Extract each line of the data and write it out again exactly.

— START Entries —

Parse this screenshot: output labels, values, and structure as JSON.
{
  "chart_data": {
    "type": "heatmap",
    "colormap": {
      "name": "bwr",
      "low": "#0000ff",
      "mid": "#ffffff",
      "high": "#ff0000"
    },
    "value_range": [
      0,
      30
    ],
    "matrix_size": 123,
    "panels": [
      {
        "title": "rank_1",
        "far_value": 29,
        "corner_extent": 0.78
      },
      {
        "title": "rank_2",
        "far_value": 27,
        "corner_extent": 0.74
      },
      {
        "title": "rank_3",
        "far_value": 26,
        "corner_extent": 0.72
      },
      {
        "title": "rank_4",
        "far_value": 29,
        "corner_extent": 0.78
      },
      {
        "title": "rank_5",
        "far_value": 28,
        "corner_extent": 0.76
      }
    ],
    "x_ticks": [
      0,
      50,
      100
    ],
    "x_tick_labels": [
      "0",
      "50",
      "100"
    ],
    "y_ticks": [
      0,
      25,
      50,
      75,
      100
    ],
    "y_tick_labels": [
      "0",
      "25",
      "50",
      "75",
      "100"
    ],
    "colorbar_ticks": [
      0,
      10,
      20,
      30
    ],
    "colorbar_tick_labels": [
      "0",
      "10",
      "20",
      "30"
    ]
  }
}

— END Entries —

In response ->
Parse this screenshot: output labels, values, and structure as JSON.
{
  "chart_data": {
    "type": "heatmap",
    "colormap": {
      "name": "bwr",
      "low": "#0000ff",
      "mid": "#ffffff",
      "high": "#ff0000"
    },
    "value_range": [
      0,
      30
    ],
    "matrix_size": 123,
    "panels": [
      {
        "title": "rank_1",
        "far_value": 29,
        "corner_extent": 0.78
      },
      {
        "title": "rank_2",
        "far_value": 27,
        "corner_extent": 0.74
      },
      {
        "title": "rank_3",
        "far_value": 26,
        "corner_extent": 0.72
      },
      {
        "title": "rank_4",
        "far_value": 29,
        "corner_extent": 0.78
      },
      {
        "title": "rank_5",
        "far_value": 28,
        "corner_extent": 0.76
      }
    ],
    "x_ticks": [
      0,
      50,
      100
    ],
    "x_tick_labels": [
      "0",
      "50",
      "100"
    ],
    "y_ticks": [
      0,
      25,
      50,
      75,
      100
    ],
    "y_tick_labels": [
      "0",
      "25",
      "50",
      "75",
      "100"
    ],
    "colorbar_ticks": [
      0,
      10,
      20,
      30
    ],
    "colorbar_tick_labels": [
      "0",
      "10",
      "20",
      "30"
    ]
  }
}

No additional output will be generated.